::: DATA SHOWN :::

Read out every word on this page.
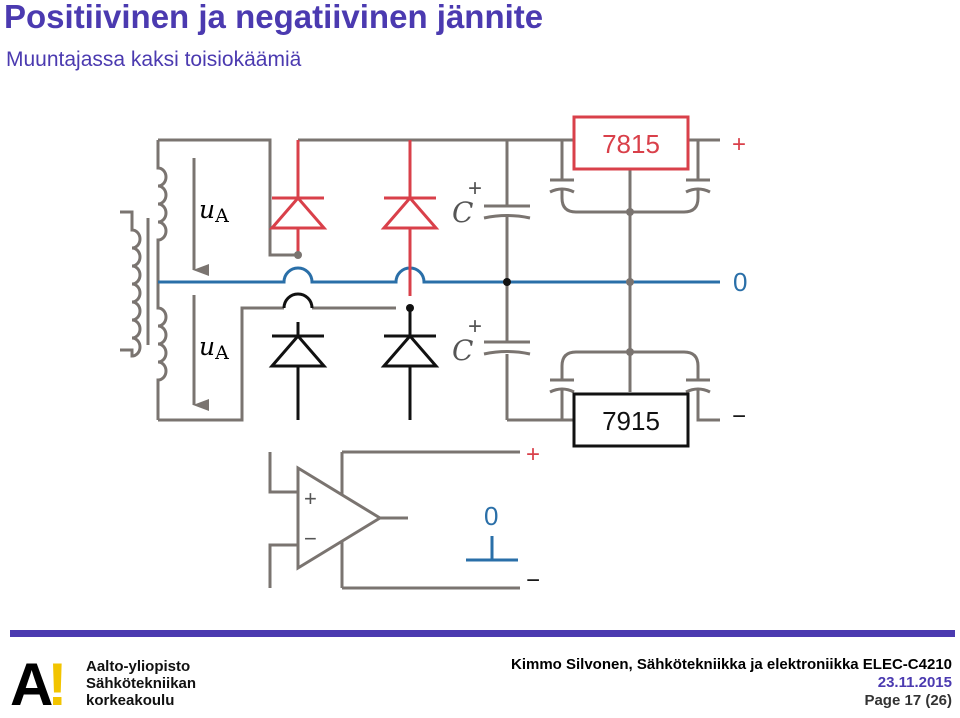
Positiivinen ja negatiivinen jännite
Muuntajassa kaksi toisiokäämiä
uA
uA
C
C
+
+
0
7815
7915
+
−
+
−
+
−
0
A! Aalto-yliopisto
Sähkötekniikan
korkeakoulu
Kimmo Silvonen, Sähkötekniikka ja elektroniikka ELEC-C4210
23.11.2015
Page 17 (26)
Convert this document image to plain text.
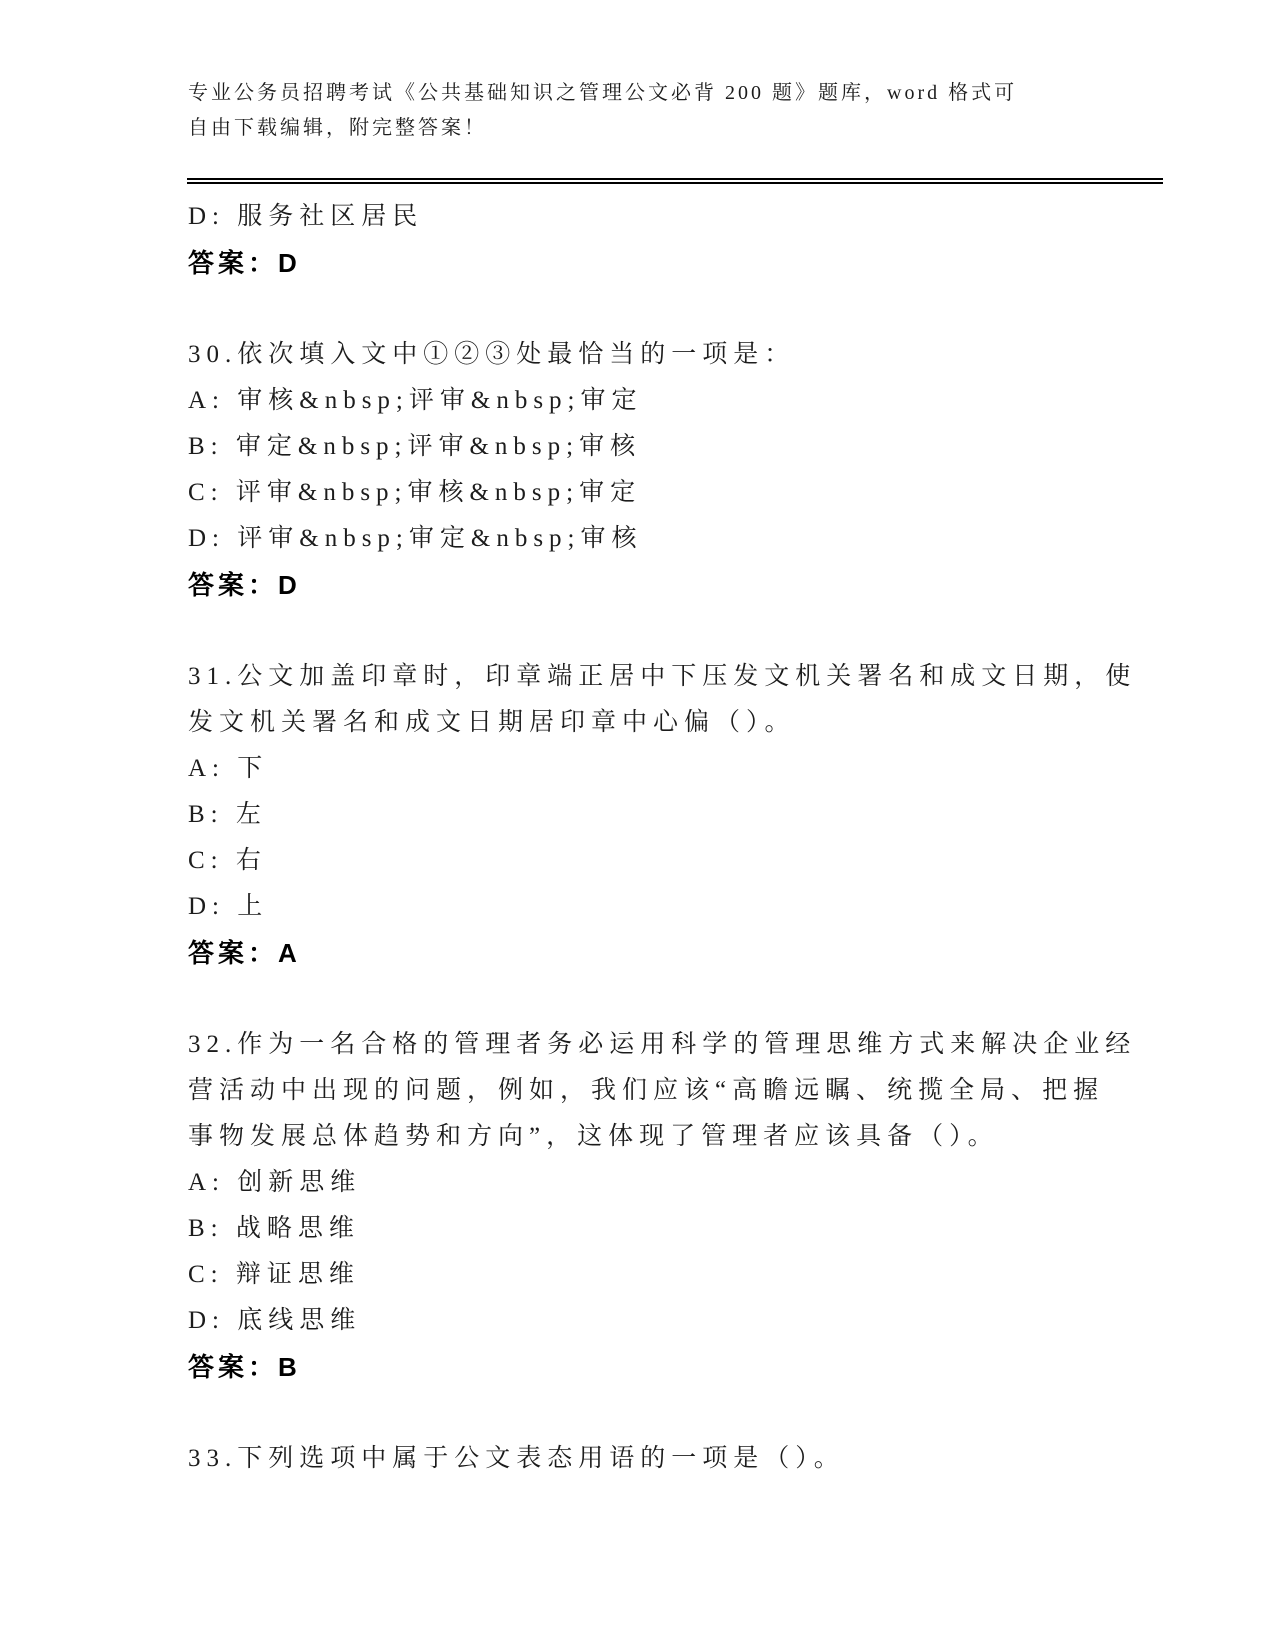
专业公务员招聘考试《公共基础知识之管理公文必背 200 题》题库，word 格式可
自由下载编辑，附完整答案！
D: 服务社区居民
答案：D
30.依次填入文中①②③处最恰当的一项是：
A: 审核&nbsp;评审&nbsp;审定
B: 审定&nbsp;评审&nbsp;审核
C: 评审&nbsp;审核&nbsp;审定
D: 评审&nbsp;审定&nbsp;审核
答案：D
31.公文加盖印章时，印章端正居中下压发文机关署名和成文日期，使
发文机关署名和成文日期居印章中心偏（）。
A: 下
B: 左
C: 右
D: 上
答案：A
32.作为一名合格的管理者务必运用科学的管理思维方式来解决企业经
营活动中出现的问题，例如，我们应该“高瞻远瞩、统揽全局、把握
事物发展总体趋势和方向”，这体现了管理者应该具备（）。
A: 创新思维
B: 战略思维
C: 辩证思维
D: 底线思维
答案：B
33.下列选项中属于公文表态用语的一项是（）。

:::

- WHAT YOU NEED TO DO
Except for the pictures, reproduce every line exactly.

- RESPONSE
Read out every word on this page.
Positiivinen ja negatiivinen jännite
Muuntajassa kaksi toisiokäämiä
uA
uA
C
C
+
+
0
7815
7915
+
−
+
−
+
−
0
A! Aalto-yliopisto
Sähkötekniikan
korkeakoulu
Kimmo Silvonen, Sähkötekniikka ja elektroniikka ELEC-C4210
23.11.2015
Page 17 (26)
Convert this document image to plain text.
专业公务员招聘考试《公共基础知识之管理公文必背 200 题》题库，word 格式可
自由下载编辑，附完整答案！
D: 服务社区居民
答案：D
30.依次填入文中①②③处最恰当的一项是：
A: 审核&nbsp;评审&nbsp;审定
B: 审定&nbsp;评审&nbsp;审核
C: 评审&nbsp;审核&nbsp;审定
D: 评审&nbsp;审定&nbsp;审核
答案：D
31.公文加盖印章时，印章端正居中下压发文机关署名和成文日期，使
发文机关署名和成文日期居印章中心偏（）。
A: 下
B: 左
C: 右
D: 上
答案：A
32.作为一名合格的管理者务必运用科学的管理思维方式来解决企业经
营活动中出现的问题，例如，我们应该“高瞻远瞩、统揽全局、把握
事物发展总体趋势和方向”，这体现了管理者应该具备（）。
A: 创新思维
B: 战略思维
C: 辩证思维
D: 底线思维
答案：B
33.下列选项中属于公文表态用语的一项是（）。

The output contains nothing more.